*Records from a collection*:
>> begin
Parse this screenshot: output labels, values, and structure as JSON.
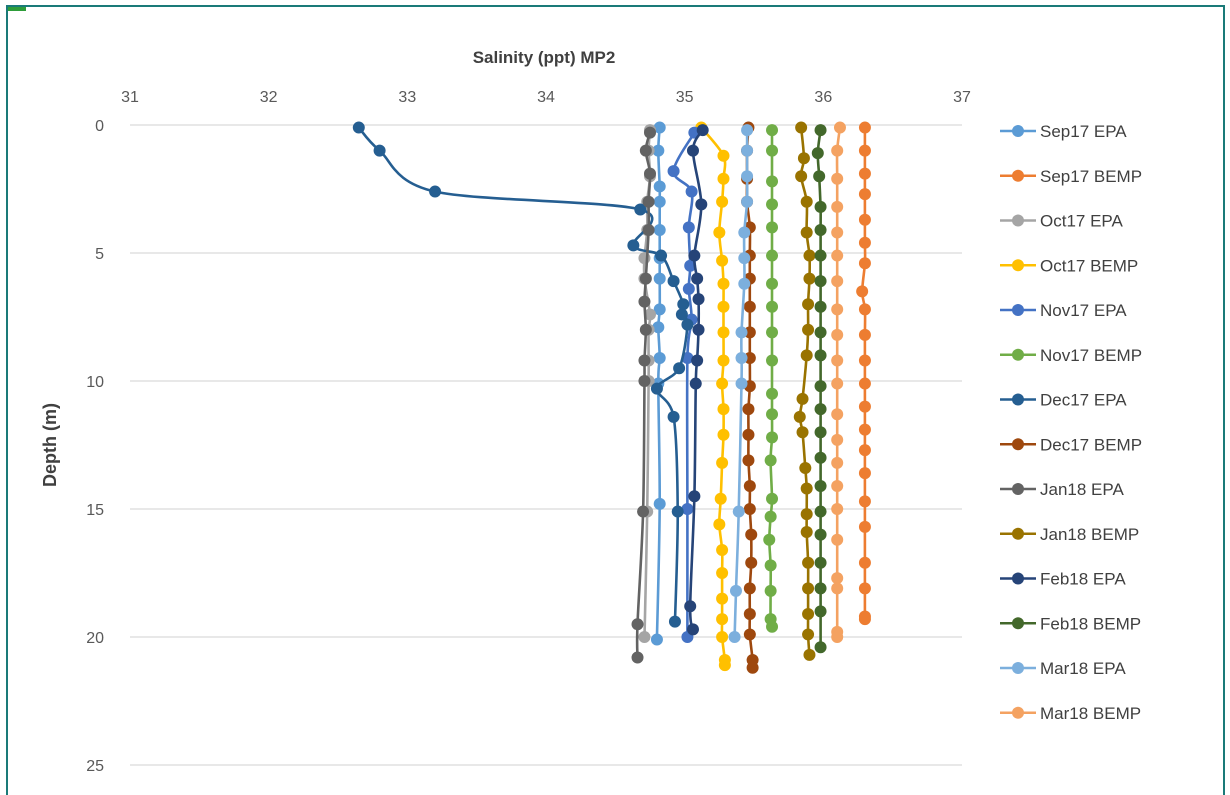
{
  "chart_data": {
    "type": "line",
    "title": "Salinity (ppt) MP2",
    "xlabel": "",
    "ylabel": "Depth (m)",
    "xlim": [
      31,
      37
    ],
    "ylim": [
      0,
      25
    ],
    "y_inverted": true,
    "x_axis_position": "top",
    "x_ticks": [
      "31",
      "32",
      "33",
      "34",
      "35",
      "36",
      "37"
    ],
    "y_ticks": [
      "0",
      "5",
      "10",
      "15",
      "20",
      "25"
    ],
    "grid": "horizontal",
    "legend_position": "right",
    "series": [
      {
        "name": "Sep17 EPA",
        "color": "#5b9bd5",
        "points": [
          [
            34.82,
            0.1
          ],
          [
            34.81,
            1.0
          ],
          [
            34.82,
            2.4
          ],
          [
            34.82,
            3.0
          ],
          [
            34.82,
            4.1
          ],
          [
            34.82,
            5.2
          ],
          [
            34.82,
            6.0
          ],
          [
            34.82,
            7.2
          ],
          [
            34.81,
            7.9
          ],
          [
            34.82,
            9.1
          ],
          [
            34.81,
            10.1
          ],
          [
            34.82,
            14.8
          ],
          [
            34.8,
            20.1
          ]
        ]
      },
      {
        "name": "Sep17 BEMP",
        "color": "#ed7d31",
        "points": [
          [
            36.3,
            0.1
          ],
          [
            36.3,
            1.0
          ],
          [
            36.3,
            1.9
          ],
          [
            36.3,
            2.7
          ],
          [
            36.3,
            3.7
          ],
          [
            36.3,
            4.6
          ],
          [
            36.3,
            5.4
          ],
          [
            36.28,
            6.5
          ],
          [
            36.3,
            7.2
          ],
          [
            36.3,
            8.2
          ],
          [
            36.3,
            9.2
          ],
          [
            36.3,
            10.1
          ],
          [
            36.3,
            11.0
          ],
          [
            36.3,
            11.9
          ],
          [
            36.3,
            12.7
          ],
          [
            36.3,
            13.6
          ],
          [
            36.3,
            14.7
          ],
          [
            36.3,
            15.7
          ],
          [
            36.3,
            17.1
          ],
          [
            36.3,
            18.1
          ],
          [
            36.3,
            19.2
          ],
          [
            36.3,
            19.3
          ]
        ]
      },
      {
        "name": "Oct17 EPA",
        "color": "#a5a5a5",
        "points": [
          [
            34.75,
            0.2
          ],
          [
            34.74,
            1.0
          ],
          [
            34.75,
            2.0
          ],
          [
            34.73,
            3.0
          ],
          [
            34.73,
            4.1
          ],
          [
            34.71,
            5.2
          ],
          [
            34.71,
            6.0
          ],
          [
            34.75,
            7.4
          ],
          [
            34.74,
            8.0
          ],
          [
            34.74,
            9.2
          ],
          [
            34.74,
            10.0
          ],
          [
            34.73,
            15.1
          ],
          [
            34.71,
            20.0
          ]
        ]
      },
      {
        "name": "Oct17 BEMP",
        "color": "#ffc000",
        "points": [
          [
            35.12,
            0.1
          ],
          [
            35.28,
            1.2
          ],
          [
            35.28,
            2.1
          ],
          [
            35.27,
            3.0
          ],
          [
            35.25,
            4.2
          ],
          [
            35.27,
            5.3
          ],
          [
            35.28,
            6.2
          ],
          [
            35.28,
            7.1
          ],
          [
            35.28,
            8.1
          ],
          [
            35.28,
            9.2
          ],
          [
            35.27,
            10.1
          ],
          [
            35.28,
            11.1
          ],
          [
            35.28,
            12.1
          ],
          [
            35.27,
            13.2
          ],
          [
            35.26,
            14.6
          ],
          [
            35.25,
            15.6
          ],
          [
            35.27,
            16.6
          ],
          [
            35.27,
            17.5
          ],
          [
            35.27,
            18.5
          ],
          [
            35.27,
            19.3
          ],
          [
            35.27,
            20.0
          ],
          [
            35.29,
            20.9
          ],
          [
            35.29,
            21.1
          ]
        ]
      },
      {
        "name": "Nov17 EPA",
        "color": "#4472c4",
        "points": [
          [
            35.07,
            0.3
          ],
          [
            34.92,
            1.8
          ],
          [
            35.05,
            2.6
          ],
          [
            35.03,
            4.0
          ],
          [
            35.04,
            5.5
          ],
          [
            35.03,
            6.4
          ],
          [
            35.05,
            7.6
          ],
          [
            35.02,
            9.1
          ],
          [
            35.02,
            15.0
          ],
          [
            35.02,
            20.0
          ]
        ]
      },
      {
        "name": "Nov17 BEMP",
        "color": "#70ad47",
        "points": [
          [
            35.63,
            0.2
          ],
          [
            35.63,
            1.0
          ],
          [
            35.63,
            2.2
          ],
          [
            35.63,
            3.1
          ],
          [
            35.63,
            4.0
          ],
          [
            35.63,
            5.1
          ],
          [
            35.63,
            6.2
          ],
          [
            35.63,
            7.1
          ],
          [
            35.63,
            8.1
          ],
          [
            35.63,
            9.2
          ],
          [
            35.63,
            10.5
          ],
          [
            35.63,
            11.3
          ],
          [
            35.63,
            12.2
          ],
          [
            35.62,
            13.1
          ],
          [
            35.63,
            14.6
          ],
          [
            35.62,
            15.3
          ],
          [
            35.61,
            16.2
          ],
          [
            35.62,
            17.2
          ],
          [
            35.62,
            18.2
          ],
          [
            35.62,
            19.3
          ],
          [
            35.63,
            19.6
          ]
        ]
      },
      {
        "name": "Dec17 EPA",
        "color": "#255e91",
        "points": [
          [
            32.65,
            0.1
          ],
          [
            32.8,
            1.0
          ],
          [
            33.2,
            2.6
          ],
          [
            34.68,
            3.3
          ],
          [
            34.63,
            4.7
          ],
          [
            34.83,
            5.1
          ],
          [
            34.92,
            6.1
          ],
          [
            34.99,
            7.0
          ],
          [
            34.98,
            7.4
          ],
          [
            35.02,
            7.8
          ],
          [
            34.96,
            9.5
          ],
          [
            34.8,
            10.3
          ],
          [
            34.92,
            11.4
          ],
          [
            34.95,
            15.1
          ],
          [
            34.93,
            19.4
          ]
        ]
      },
      {
        "name": "Dec17 BEMP",
        "color": "#9e480e",
        "points": [
          [
            35.46,
            0.1
          ],
          [
            35.45,
            1.0
          ],
          [
            35.45,
            2.1
          ],
          [
            35.45,
            3.0
          ],
          [
            35.47,
            4.0
          ],
          [
            35.47,
            5.1
          ],
          [
            35.47,
            6.0
          ],
          [
            35.47,
            7.1
          ],
          [
            35.47,
            8.1
          ],
          [
            35.47,
            9.1
          ],
          [
            35.47,
            10.2
          ],
          [
            35.46,
            11.1
          ],
          [
            35.46,
            12.1
          ],
          [
            35.46,
            13.1
          ],
          [
            35.47,
            14.1
          ],
          [
            35.47,
            15.0
          ],
          [
            35.48,
            16.0
          ],
          [
            35.48,
            17.1
          ],
          [
            35.47,
            18.1
          ],
          [
            35.47,
            19.1
          ],
          [
            35.47,
            19.9
          ],
          [
            35.49,
            20.9
          ],
          [
            35.49,
            21.2
          ]
        ]
      },
      {
        "name": "Jan18 EPA",
        "color": "#636363",
        "points": [
          [
            34.75,
            0.3
          ],
          [
            34.72,
            1.0
          ],
          [
            34.75,
            1.9
          ],
          [
            34.74,
            3.0
          ],
          [
            34.74,
            4.1
          ],
          [
            34.72,
            6.0
          ],
          [
            34.71,
            6.9
          ],
          [
            34.72,
            8.0
          ],
          [
            34.71,
            9.2
          ],
          [
            34.71,
            10.0
          ],
          [
            34.7,
            15.1
          ],
          [
            34.66,
            19.5
          ],
          [
            34.66,
            20.8
          ]
        ]
      },
      {
        "name": "Jan18 BEMP",
        "color": "#997300",
        "points": [
          [
            35.84,
            0.1
          ],
          [
            35.86,
            1.3
          ],
          [
            35.84,
            2.0
          ],
          [
            35.88,
            3.0
          ],
          [
            35.88,
            4.2
          ],
          [
            35.9,
            5.1
          ],
          [
            35.9,
            6.0
          ],
          [
            35.89,
            7.0
          ],
          [
            35.89,
            8.0
          ],
          [
            35.88,
            9.0
          ],
          [
            35.85,
            10.7
          ],
          [
            35.83,
            11.4
          ],
          [
            35.85,
            12.0
          ],
          [
            35.87,
            13.4
          ],
          [
            35.88,
            14.2
          ],
          [
            35.88,
            15.2
          ],
          [
            35.88,
            15.9
          ],
          [
            35.89,
            17.1
          ],
          [
            35.89,
            18.1
          ],
          [
            35.89,
            19.1
          ],
          [
            35.89,
            19.9
          ],
          [
            35.9,
            20.7
          ]
        ]
      },
      {
        "name": "Feb18 EPA",
        "color": "#264478",
        "points": [
          [
            35.13,
            0.2
          ],
          [
            35.06,
            1.0
          ],
          [
            35.12,
            3.1
          ],
          [
            35.07,
            5.1
          ],
          [
            35.09,
            6.0
          ],
          [
            35.1,
            6.8
          ],
          [
            35.1,
            8.0
          ],
          [
            35.09,
            9.2
          ],
          [
            35.08,
            10.1
          ],
          [
            35.07,
            14.5
          ],
          [
            35.04,
            18.8
          ],
          [
            35.06,
            19.7
          ]
        ]
      },
      {
        "name": "Feb18 BEMP",
        "color": "#43682b",
        "points": [
          [
            35.98,
            0.2
          ],
          [
            35.96,
            1.1
          ],
          [
            35.97,
            2.0
          ],
          [
            35.98,
            3.2
          ],
          [
            35.98,
            4.1
          ],
          [
            35.98,
            5.1
          ],
          [
            35.98,
            6.1
          ],
          [
            35.98,
            7.1
          ],
          [
            35.98,
            8.1
          ],
          [
            35.98,
            9.0
          ],
          [
            35.98,
            10.2
          ],
          [
            35.98,
            11.1
          ],
          [
            35.98,
            12.0
          ],
          [
            35.98,
            13.0
          ],
          [
            35.98,
            14.1
          ],
          [
            35.98,
            15.1
          ],
          [
            35.98,
            16.0
          ],
          [
            35.98,
            17.1
          ],
          [
            35.98,
            18.1
          ],
          [
            35.98,
            19.0
          ],
          [
            35.98,
            20.4
          ]
        ]
      },
      {
        "name": "Mar18 EPA",
        "color": "#7cafdd",
        "points": [
          [
            35.45,
            0.2
          ],
          [
            35.45,
            1.0
          ],
          [
            35.45,
            2.0
          ],
          [
            35.45,
            3.0
          ],
          [
            35.43,
            4.2
          ],
          [
            35.43,
            5.2
          ],
          [
            35.43,
            6.2
          ],
          [
            35.41,
            8.1
          ],
          [
            35.41,
            9.1
          ],
          [
            35.41,
            10.1
          ],
          [
            35.39,
            15.1
          ],
          [
            35.37,
            18.2
          ],
          [
            35.36,
            20.0
          ]
        ]
      },
      {
        "name": "Mar18 BEMP",
        "color": "#f4a261",
        "points": [
          [
            36.12,
            0.1
          ],
          [
            36.1,
            1.0
          ],
          [
            36.1,
            2.1
          ],
          [
            36.1,
            3.2
          ],
          [
            36.1,
            4.2
          ],
          [
            36.1,
            5.1
          ],
          [
            36.1,
            6.1
          ],
          [
            36.1,
            7.2
          ],
          [
            36.1,
            8.2
          ],
          [
            36.1,
            9.2
          ],
          [
            36.1,
            10.1
          ],
          [
            36.1,
            11.3
          ],
          [
            36.1,
            12.3
          ],
          [
            36.1,
            13.2
          ],
          [
            36.1,
            14.1
          ],
          [
            36.1,
            15.0
          ],
          [
            36.1,
            16.2
          ],
          [
            36.1,
            17.7
          ],
          [
            36.1,
            18.1
          ],
          [
            36.1,
            19.8
          ],
          [
            36.1,
            20.0
          ]
        ]
      }
    ]
  }
}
>> end
*STATED PROBLEM*: Check each line of the entries above, and show every one holding the word "BEMP".

*THE RESPONSE*:
        "name": "Sep17 BEMP",
        "name": "Oct17 BEMP",
        "name": "Nov17 BEMP",
        "name": "Dec17 BEMP",
        "name": "Jan18 BEMP",
        "name": "Feb18 BEMP",
        "name": "Mar18 BEMP",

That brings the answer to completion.